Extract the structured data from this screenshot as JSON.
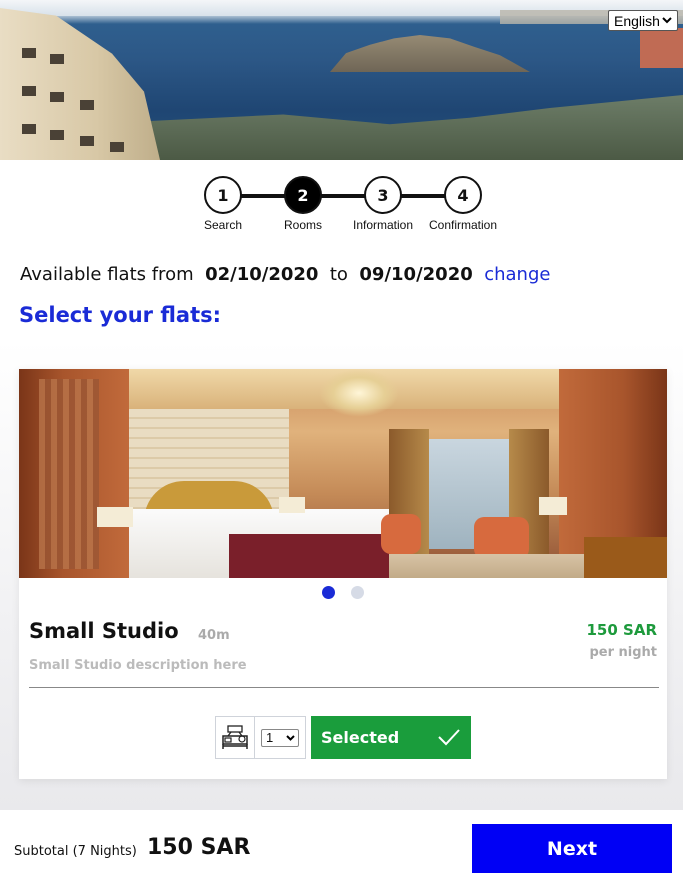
{
  "language": {
    "selected": "English"
  },
  "stepper": {
    "steps": [
      {
        "number": "1",
        "label": "Search"
      },
      {
        "number": "2",
        "label": "Rooms"
      },
      {
        "number": "3",
        "label": "Information"
      },
      {
        "number": "4",
        "label": "Confirmation"
      }
    ],
    "active_step": "2"
  },
  "availability": {
    "prefix": "Available flats from",
    "from_date": "02/10/2020",
    "to_word": "to",
    "to_date": "09/10/2020",
    "change_link": "change"
  },
  "select_title": "Select your flats:",
  "room": {
    "name": "Small Studio",
    "size": "40m",
    "description": "Small Studio description here",
    "price": "150 SAR",
    "price_unit": "per night",
    "carousel_total": 2,
    "carousel_active": 1,
    "quantity": "1",
    "selected_label": "Selected"
  },
  "footer": {
    "subtotal_label": "Subtotal (7 Nights)",
    "subtotal_value": "150 SAR",
    "next_label": "Next"
  },
  "colors": {
    "brand_blue": "#1a2bd6",
    "next_blue": "#0000f5",
    "selected_green": "#1a9d3c",
    "price_green": "#1d9a3c"
  },
  "icons": [
    "bed-icon",
    "check-icon",
    "chevron-down-icon"
  ]
}
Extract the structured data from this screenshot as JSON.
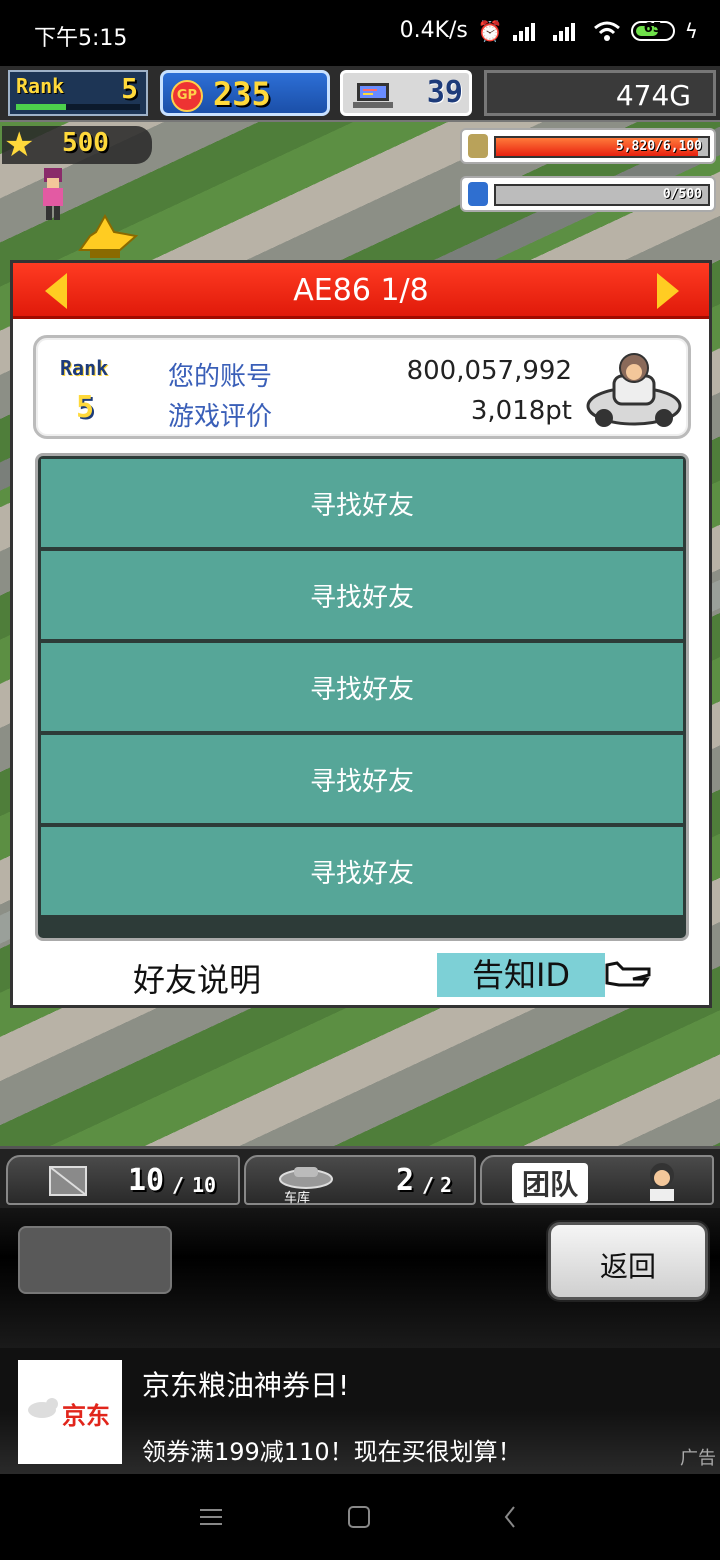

▶ _What is needed_
Transcribe the records word for word and include no pictures.

▶ _Response to this task_
Extract the structured data from this screenshot as JSON.
{
  "language": {
    "selected": "English"
  },
  "stepper": {
    "steps": [
      {
        "number": "1",
        "label": "Search"
      },
      {
        "number": "2",
        "label": "Rooms"
      },
      {
        "number": "3",
        "label": "Information"
      },
      {
        "number": "4",
        "label": "Confirmation"
      }
    ],
    "active_step": "2"
  },
  "availability": {
    "prefix": "Available flats from",
    "from_date": "02/10/2020",
    "to_word": "to",
    "to_date": "09/10/2020",
    "change_link": "change"
  },
  "select_title": "Select your flats:",
  "room": {
    "name": "Small Studio",
    "size": "40m",
    "description": "Small Studio description here",
    "price": "150 SAR",
    "price_unit": "per night",
    "carousel_total": 2,
    "carousel_active": 1,
    "quantity": "1",
    "selected_label": "Selected"
  },
  "footer": {
    "subtotal_label": "Subtotal (7 Nights)",
    "subtotal_value": "150 SAR",
    "next_label": "Next"
  },
  "colors": {
    "brand_blue": "#1a2bd6",
    "next_blue": "#0000f5",
    "selected_green": "#1a9d3c",
    "price_green": "#1d9a3c"
  },
  "icons": [
    "bed-icon",
    "check-icon",
    "chevron-down-icon"
  ]
}
Extract the structured data from this screenshot as JSON.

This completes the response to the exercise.